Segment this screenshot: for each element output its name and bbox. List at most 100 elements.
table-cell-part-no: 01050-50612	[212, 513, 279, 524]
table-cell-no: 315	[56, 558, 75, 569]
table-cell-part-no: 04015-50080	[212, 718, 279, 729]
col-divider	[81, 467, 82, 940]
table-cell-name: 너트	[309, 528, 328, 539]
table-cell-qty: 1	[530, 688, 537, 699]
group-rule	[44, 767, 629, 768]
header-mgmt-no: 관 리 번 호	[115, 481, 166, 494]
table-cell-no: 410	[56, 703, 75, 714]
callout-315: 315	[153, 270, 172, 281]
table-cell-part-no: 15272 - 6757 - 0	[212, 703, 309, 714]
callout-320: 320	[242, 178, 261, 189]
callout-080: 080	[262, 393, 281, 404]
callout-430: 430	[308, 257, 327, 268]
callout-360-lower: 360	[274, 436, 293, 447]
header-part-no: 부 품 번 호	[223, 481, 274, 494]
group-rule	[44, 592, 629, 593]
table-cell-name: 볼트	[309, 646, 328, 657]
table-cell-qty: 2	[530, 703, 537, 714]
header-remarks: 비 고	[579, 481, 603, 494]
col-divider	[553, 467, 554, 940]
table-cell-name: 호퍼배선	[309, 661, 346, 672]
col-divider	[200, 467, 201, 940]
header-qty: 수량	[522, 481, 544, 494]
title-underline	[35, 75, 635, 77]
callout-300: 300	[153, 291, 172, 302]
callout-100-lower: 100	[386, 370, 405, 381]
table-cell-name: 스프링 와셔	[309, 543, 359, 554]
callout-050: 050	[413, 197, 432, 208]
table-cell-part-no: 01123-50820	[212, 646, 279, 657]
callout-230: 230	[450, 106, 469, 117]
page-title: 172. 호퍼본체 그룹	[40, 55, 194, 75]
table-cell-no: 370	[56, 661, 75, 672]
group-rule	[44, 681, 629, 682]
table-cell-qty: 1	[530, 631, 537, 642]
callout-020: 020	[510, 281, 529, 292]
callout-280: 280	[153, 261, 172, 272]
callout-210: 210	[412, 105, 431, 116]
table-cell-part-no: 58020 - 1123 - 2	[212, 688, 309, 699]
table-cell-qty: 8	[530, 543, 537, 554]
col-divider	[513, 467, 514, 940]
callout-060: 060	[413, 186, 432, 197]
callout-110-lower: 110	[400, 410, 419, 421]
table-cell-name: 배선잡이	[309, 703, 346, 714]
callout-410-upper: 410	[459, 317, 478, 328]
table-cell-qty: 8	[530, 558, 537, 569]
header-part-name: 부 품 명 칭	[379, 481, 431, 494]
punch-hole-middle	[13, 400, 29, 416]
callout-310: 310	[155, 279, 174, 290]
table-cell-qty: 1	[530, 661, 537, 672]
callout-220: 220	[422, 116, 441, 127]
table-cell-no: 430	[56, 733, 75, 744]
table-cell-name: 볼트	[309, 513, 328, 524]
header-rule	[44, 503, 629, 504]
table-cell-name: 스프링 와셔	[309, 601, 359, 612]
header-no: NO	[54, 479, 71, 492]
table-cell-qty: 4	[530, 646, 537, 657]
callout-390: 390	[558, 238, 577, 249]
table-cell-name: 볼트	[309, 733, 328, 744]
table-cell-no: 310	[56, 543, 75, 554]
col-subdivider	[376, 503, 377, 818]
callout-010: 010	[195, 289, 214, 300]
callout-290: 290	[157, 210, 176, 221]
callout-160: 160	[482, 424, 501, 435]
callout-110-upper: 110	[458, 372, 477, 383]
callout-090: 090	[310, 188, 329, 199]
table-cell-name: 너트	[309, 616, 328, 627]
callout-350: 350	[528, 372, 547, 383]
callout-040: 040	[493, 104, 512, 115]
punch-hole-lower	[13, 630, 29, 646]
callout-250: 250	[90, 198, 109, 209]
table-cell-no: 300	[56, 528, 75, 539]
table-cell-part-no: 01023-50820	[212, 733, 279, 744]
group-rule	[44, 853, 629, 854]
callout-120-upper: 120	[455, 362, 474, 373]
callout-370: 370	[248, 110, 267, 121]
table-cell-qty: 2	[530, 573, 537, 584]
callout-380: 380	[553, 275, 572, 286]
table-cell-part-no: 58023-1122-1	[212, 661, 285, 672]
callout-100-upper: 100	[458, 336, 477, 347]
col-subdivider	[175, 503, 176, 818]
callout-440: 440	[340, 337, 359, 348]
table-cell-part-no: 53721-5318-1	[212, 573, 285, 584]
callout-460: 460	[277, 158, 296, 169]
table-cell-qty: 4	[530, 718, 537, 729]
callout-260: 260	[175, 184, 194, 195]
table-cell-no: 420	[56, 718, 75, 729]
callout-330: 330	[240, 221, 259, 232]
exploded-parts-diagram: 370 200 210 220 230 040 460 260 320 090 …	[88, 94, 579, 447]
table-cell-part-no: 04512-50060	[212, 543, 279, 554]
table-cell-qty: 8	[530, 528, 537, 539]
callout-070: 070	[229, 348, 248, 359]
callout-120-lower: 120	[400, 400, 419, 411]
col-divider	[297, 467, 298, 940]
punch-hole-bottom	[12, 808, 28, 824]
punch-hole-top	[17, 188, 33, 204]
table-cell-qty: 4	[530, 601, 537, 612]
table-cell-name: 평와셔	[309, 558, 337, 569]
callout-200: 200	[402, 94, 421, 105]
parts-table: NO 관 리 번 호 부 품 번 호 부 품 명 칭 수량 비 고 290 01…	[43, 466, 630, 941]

EXERCISE OBJECTIVE — Put every line of the items above into a Markdown table with two columns, Row and Line. Number the rows in order, one line per row, and leave out any blank lines.

WRITTEN SOLUTION —
| Row | Line |
|---|---|
| 1 | Segment this screenshot: for each element output its name and bbox. List at most 100 elements. |
| 2 | table-cell-part-no: 01050-50612	[212, 513, 279, 524] |
| 3 | table-cell-no: 315	[56, 558, 75, 569] |
| 4 | table-cell-part-no: 04015-50080	[212, 718, 279, 729] |
| 5 | col-divider	[81, 467, 82, 940] |
| 6 | table-cell-name: 너트	[309, 528, 328, 539] |
| 7 | table-cell-qty: 1	[530, 688, 537, 699] |
| 8 | group-rule	[44, 767, 629, 768] |
| 9 | header-mgmt-no: 관 리 번 호	[115, 481, 166, 494] |
| 10 | table-cell-no: 410	[56, 703, 75, 714] |
| 11 | callout-315: 315	[153, 270, 172, 281] |
| 12 | table-cell-part-no: 15272 - 6757 - 0	[212, 703, 309, 714] |
| 13 | callout-320: 320	[242, 178, 261, 189] |
| 14 | callout-080: 080	[262, 393, 281, 404] |
| 15 | callout-430: 430	[308, 257, 327, 268] |
| 16 | callout-360-lower: 360	[274, 436, 293, 447] |
| 17 | header-part-no: 부 품 번 호	[223, 481, 274, 494] |
| 18 | group-rule	[44, 592, 629, 593] |
| 19 | table-cell-name: 볼트	[309, 646, 328, 657] |
| 20 | table-cell-qty: 2	[530, 703, 537, 714] |
| 21 | header-remarks: 비 고	[579, 481, 603, 494] |
| 22 | col-divider	[553, 467, 554, 940] |
| 23 | table-cell-name: 호퍼배선	[309, 661, 346, 672] |
| 24 | col-divider	[200, 467, 201, 940] |
| 25 | header-qty: 수량	[522, 481, 544, 494] |
| 26 | title-underline	[35, 75, 635, 77] |
| 27 | callout-300: 300	[153, 291, 172, 302] |
| 28 | callout-100-lower: 100	[386, 370, 405, 381] |
| 29 | table-cell-name: 스프링 와셔	[309, 543, 359, 554] |
| 30 | callout-050: 050	[413, 197, 432, 208] |
| 31 | table-cell-part-no: 01123-50820	[212, 646, 279, 657] |
| 32 | callout-230: 230	[450, 106, 469, 117] |
| 33 | page-title: 172. 호퍼본체 그룹	[40, 55, 194, 75] |
| 34 | table-cell-no: 370	[56, 661, 75, 672] |
| 35 | group-rule	[44, 681, 629, 682] |
| 36 | table-cell-qty: 1	[530, 631, 537, 642] |
| 37 | callout-020: 020	[510, 281, 529, 292] |
| 38 | callout-280: 280	[153, 261, 172, 272] |
| 39 | callout-210: 210	[412, 105, 431, 116] |
| 40 | table-cell-part-no: 58020 - 1123 - 2	[212, 688, 309, 699] |
| 41 | table-cell-qty: 8	[530, 543, 537, 554] |
| 42 | col-divider	[513, 467, 514, 940] |
| 43 | callout-060: 060	[413, 186, 432, 197] |
| 44 | callout-110-lower: 110	[400, 410, 419, 421] |
| 45 | table-cell-name: 배선잡이	[309, 703, 346, 714] |
| 46 | callout-410-upper: 410	[459, 317, 478, 328] |
| 47 | table-cell-qty: 8	[530, 558, 537, 569] |
| 48 | header-part-name: 부 품 명 칭	[379, 481, 431, 494] |
| 49 | punch-hole-middle	[13, 400, 29, 416] |
| 50 | callout-310: 310	[155, 279, 174, 290] |
| 51 | table-cell-qty: 1	[530, 661, 537, 672] |
| 52 | callout-220: 220	[422, 116, 441, 127] |
| 53 | table-cell-no: 430	[56, 733, 75, 744] |
| 54 | table-cell-name: 볼트	[309, 513, 328, 524] |
| 55 | header-rule	[44, 503, 629, 504] |
| 56 | table-cell-name: 스프링 와셔	[309, 601, 359, 612] |
| 57 | header-no: NO	[54, 479, 71, 492] |
| 58 | table-cell-qty: 4	[530, 646, 537, 657] |
| 59 | callout-390: 390	[558, 238, 577, 249] |
| 60 | table-cell-name: 볼트	[309, 733, 328, 744] |
| 61 | table-cell-no: 310	[56, 543, 75, 554] |
| 62 | col-subdivider	[376, 503, 377, 818] |
| 63 | callout-010: 010	[195, 289, 214, 300] |
| 64 | callout-290: 290	[157, 210, 176, 221] |
| 65 | callout-160: 160	[482, 424, 501, 435] |
| 66 | callout-110-upper: 110	[458, 372, 477, 383] |
| 67 | callout-090: 090	[310, 188, 329, 199] |
| 68 | table-cell-name: 너트	[309, 616, 328, 627] |
| 69 | callout-350: 350	[528, 372, 547, 383] |
| 70 | callout-040: 040	[493, 104, 512, 115] |
| 71 | punch-hole-lower	[13, 630, 29, 646] |
| 72 | callout-250: 250	[90, 198, 109, 209] |
| 73 | table-cell-no: 300	[56, 528, 75, 539] |
| 74 | table-cell-part-no: 01023-50820	[212, 733, 279, 744] |
| 75 | group-rule	[44, 853, 629, 854] |
| 76 | callout-120-upper: 120	[455, 362, 474, 373] |
| 77 | callout-370: 370	[248, 110, 267, 121] |
| 78 | table-cell-qty: 2	[530, 573, 537, 584] |
| 79 | callout-380: 380	[553, 275, 572, 286] |
| 80 | table-cell-part-no: 58023-1122-1	[212, 661, 285, 672] |
| 81 | callout-100-upper: 100	[458, 336, 477, 347] |
| 82 | col-subdivider	[175, 503, 176, 818] |
| 83 | callout-440: 440	[340, 337, 359, 348] |
| 84 | table-cell-part-no: 53721-5318-1	[212, 573, 285, 584] |
| 85 | callout-460: 460	[277, 158, 296, 169] |
| 86 | table-cell-qty: 4	[530, 718, 537, 729] |
| 87 | callout-260: 260	[175, 184, 194, 195] |
| 88 | table-cell-no: 420	[56, 718, 75, 729] |
| 89 | callout-330: 330	[240, 221, 259, 232] |
| 90 | exploded-parts-diagram: 370 200 210 220 230 040 460 260 320 090 …	[88, 94, 579, 447] |
| 91 | table-cell-part-no: 04512-50060	[212, 543, 279, 554] |
| 92 | table-cell-qty: 8	[530, 528, 537, 539] |
| 93 | callout-070: 070	[229, 348, 248, 359] |
| 94 | callout-120-lower: 120	[400, 400, 419, 411] |
| 95 | col-divider	[297, 467, 298, 940] |
| 96 | punch-hole-bottom	[12, 808, 28, 824] |
| 97 | punch-hole-top	[17, 188, 33, 204] |
| 98 | table-cell-qty: 4	[530, 601, 537, 612] |
| 99 | table-cell-name: 평와셔	[309, 558, 337, 569] |
| 100 | callout-200: 200	[402, 94, 421, 105] |
| 101 | parts-table: NO 관 리 번 호 부 품 번 호 부 품 명 칭 수량 비 고 290 01…	[43, 466, 630, 941] |